What to work on: Using the data beneath, show every line that includes the word "this".

## START

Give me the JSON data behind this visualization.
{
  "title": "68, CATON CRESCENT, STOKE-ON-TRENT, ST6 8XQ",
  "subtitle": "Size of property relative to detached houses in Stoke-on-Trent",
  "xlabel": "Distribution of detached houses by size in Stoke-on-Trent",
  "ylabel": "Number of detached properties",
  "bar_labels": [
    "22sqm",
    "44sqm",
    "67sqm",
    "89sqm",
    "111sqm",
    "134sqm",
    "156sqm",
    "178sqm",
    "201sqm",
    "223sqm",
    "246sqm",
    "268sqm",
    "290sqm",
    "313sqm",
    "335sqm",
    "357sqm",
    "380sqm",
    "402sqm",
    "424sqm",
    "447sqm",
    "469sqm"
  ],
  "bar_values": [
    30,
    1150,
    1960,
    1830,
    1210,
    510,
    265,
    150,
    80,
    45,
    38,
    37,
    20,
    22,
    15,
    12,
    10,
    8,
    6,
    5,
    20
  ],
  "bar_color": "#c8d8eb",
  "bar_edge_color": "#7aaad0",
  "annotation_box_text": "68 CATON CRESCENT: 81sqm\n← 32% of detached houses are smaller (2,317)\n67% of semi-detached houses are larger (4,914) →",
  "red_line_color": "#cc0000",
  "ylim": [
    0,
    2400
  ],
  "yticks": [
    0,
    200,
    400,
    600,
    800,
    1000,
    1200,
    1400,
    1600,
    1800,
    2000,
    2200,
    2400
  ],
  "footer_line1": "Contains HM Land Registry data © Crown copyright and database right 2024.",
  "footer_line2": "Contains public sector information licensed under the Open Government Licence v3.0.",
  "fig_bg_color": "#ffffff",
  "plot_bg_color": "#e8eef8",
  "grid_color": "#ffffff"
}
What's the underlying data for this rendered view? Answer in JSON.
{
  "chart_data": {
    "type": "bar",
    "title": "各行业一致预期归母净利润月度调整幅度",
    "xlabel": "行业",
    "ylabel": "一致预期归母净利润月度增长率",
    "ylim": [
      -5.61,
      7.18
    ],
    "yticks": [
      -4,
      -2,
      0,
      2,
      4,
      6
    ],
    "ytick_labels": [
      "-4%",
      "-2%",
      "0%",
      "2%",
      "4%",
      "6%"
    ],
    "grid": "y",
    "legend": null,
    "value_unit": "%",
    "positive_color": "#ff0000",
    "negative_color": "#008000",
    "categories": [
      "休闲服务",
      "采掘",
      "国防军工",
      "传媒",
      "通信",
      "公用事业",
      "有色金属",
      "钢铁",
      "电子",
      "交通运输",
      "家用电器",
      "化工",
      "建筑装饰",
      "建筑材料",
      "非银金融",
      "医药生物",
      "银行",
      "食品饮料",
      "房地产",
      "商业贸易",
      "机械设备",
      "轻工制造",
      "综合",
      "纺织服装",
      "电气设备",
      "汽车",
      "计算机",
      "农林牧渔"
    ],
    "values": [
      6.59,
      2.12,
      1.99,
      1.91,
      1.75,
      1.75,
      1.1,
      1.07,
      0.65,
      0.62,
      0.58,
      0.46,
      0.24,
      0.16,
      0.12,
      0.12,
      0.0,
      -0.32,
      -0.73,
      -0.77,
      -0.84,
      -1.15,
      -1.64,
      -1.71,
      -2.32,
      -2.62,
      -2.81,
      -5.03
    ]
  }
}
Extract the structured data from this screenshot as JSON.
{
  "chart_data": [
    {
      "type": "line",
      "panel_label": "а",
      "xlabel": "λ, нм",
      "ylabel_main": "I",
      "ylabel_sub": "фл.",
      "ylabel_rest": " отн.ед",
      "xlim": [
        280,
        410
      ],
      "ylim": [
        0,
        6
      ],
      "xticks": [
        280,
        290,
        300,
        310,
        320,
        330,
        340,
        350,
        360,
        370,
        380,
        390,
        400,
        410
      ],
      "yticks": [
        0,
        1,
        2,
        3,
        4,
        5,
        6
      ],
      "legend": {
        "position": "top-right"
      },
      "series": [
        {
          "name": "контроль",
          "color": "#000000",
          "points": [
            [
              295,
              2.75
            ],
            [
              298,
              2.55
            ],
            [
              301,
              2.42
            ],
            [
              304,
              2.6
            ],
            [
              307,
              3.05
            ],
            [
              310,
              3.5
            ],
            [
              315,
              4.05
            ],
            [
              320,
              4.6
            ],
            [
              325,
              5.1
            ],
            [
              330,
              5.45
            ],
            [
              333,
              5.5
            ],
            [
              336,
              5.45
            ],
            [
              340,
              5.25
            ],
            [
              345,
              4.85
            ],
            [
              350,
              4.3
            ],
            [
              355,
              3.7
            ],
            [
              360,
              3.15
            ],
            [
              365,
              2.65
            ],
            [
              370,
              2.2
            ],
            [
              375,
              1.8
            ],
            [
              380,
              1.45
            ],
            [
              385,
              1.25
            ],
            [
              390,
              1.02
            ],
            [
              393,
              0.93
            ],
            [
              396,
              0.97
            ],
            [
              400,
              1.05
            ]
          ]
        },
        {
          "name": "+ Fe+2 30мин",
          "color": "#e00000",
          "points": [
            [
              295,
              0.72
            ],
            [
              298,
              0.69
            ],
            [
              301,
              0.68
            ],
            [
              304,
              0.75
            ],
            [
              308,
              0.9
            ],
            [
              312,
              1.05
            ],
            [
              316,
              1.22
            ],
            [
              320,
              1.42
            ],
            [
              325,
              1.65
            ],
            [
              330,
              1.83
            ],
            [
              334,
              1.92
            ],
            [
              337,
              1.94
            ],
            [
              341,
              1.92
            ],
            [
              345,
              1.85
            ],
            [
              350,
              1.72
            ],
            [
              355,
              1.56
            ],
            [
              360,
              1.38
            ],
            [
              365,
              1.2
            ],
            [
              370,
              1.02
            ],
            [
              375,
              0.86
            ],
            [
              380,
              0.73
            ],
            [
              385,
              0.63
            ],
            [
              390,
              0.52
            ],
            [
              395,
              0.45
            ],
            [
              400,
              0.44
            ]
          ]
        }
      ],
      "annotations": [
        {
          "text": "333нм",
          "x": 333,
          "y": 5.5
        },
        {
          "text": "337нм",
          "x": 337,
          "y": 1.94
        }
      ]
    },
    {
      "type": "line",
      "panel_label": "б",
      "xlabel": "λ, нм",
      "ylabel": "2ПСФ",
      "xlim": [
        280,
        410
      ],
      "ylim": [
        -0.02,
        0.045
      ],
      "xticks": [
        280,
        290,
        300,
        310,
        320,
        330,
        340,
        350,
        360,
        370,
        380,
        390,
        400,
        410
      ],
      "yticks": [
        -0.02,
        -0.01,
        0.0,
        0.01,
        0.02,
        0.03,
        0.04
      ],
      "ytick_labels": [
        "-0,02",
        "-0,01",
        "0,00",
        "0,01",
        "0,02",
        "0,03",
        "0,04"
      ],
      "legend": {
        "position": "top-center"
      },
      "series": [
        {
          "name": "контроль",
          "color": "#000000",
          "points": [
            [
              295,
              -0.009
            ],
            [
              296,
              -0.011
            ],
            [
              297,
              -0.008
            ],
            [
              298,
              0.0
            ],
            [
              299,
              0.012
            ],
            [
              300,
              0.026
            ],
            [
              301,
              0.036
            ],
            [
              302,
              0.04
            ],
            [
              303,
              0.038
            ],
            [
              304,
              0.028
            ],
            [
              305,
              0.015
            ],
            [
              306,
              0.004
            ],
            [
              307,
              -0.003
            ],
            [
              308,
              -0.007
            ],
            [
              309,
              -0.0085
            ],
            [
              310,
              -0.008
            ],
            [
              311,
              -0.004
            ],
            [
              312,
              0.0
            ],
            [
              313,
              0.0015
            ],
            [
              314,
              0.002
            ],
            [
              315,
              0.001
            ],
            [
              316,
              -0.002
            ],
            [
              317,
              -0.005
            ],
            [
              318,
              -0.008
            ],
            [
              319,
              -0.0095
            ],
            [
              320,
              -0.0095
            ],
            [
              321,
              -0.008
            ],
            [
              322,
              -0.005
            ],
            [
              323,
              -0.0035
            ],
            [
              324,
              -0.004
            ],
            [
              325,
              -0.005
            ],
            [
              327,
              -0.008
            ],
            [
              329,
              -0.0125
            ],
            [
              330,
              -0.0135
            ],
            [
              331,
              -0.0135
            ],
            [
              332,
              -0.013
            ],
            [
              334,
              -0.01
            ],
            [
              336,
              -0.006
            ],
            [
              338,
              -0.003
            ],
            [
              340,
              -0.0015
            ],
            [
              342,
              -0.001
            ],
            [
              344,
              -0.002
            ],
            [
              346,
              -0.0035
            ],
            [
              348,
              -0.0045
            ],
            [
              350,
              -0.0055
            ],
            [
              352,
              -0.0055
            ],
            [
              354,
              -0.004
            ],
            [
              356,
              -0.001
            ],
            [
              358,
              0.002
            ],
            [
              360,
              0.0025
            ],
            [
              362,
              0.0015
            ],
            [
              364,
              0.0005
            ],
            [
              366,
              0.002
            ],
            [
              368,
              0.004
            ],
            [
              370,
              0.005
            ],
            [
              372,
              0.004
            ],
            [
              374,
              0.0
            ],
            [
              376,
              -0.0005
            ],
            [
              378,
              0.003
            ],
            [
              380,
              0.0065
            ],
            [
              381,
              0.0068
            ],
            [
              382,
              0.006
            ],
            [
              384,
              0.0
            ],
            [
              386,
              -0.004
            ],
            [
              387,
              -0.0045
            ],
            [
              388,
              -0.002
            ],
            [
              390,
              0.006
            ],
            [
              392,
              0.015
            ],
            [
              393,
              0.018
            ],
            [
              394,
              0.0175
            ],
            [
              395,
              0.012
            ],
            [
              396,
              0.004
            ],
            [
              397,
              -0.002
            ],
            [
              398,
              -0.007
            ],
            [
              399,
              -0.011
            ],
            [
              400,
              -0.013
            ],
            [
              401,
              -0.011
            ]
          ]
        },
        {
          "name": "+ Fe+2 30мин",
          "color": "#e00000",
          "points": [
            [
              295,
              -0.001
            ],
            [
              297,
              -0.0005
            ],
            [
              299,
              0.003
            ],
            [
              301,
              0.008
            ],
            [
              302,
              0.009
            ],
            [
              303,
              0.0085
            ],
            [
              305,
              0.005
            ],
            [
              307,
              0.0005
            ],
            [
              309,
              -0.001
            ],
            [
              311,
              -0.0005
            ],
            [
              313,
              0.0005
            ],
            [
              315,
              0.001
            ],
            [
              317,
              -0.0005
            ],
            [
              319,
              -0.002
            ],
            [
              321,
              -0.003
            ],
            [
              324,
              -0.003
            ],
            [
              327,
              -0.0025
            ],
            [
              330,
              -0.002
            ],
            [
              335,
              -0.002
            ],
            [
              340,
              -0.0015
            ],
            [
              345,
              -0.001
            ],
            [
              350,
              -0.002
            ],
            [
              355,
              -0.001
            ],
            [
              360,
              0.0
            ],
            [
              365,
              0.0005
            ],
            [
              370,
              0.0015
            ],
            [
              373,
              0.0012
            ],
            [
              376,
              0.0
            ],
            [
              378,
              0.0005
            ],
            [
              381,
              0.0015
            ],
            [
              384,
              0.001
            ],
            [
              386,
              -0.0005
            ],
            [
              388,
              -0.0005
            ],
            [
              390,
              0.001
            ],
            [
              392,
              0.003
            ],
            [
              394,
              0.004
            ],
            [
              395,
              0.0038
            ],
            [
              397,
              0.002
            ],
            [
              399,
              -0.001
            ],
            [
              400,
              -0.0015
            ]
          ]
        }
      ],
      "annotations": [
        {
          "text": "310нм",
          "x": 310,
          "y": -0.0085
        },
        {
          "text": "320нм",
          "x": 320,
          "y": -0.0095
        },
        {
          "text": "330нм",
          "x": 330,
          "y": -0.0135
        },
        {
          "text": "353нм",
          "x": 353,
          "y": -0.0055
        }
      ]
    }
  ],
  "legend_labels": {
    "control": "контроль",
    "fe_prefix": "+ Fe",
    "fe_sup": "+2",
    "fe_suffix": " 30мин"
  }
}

## END

Answer:
Give me the JSON data behind this visualization.
What's the underlying data for this rendered view? Answer in JSON.
Extract the structured data from this screenshot as JSON.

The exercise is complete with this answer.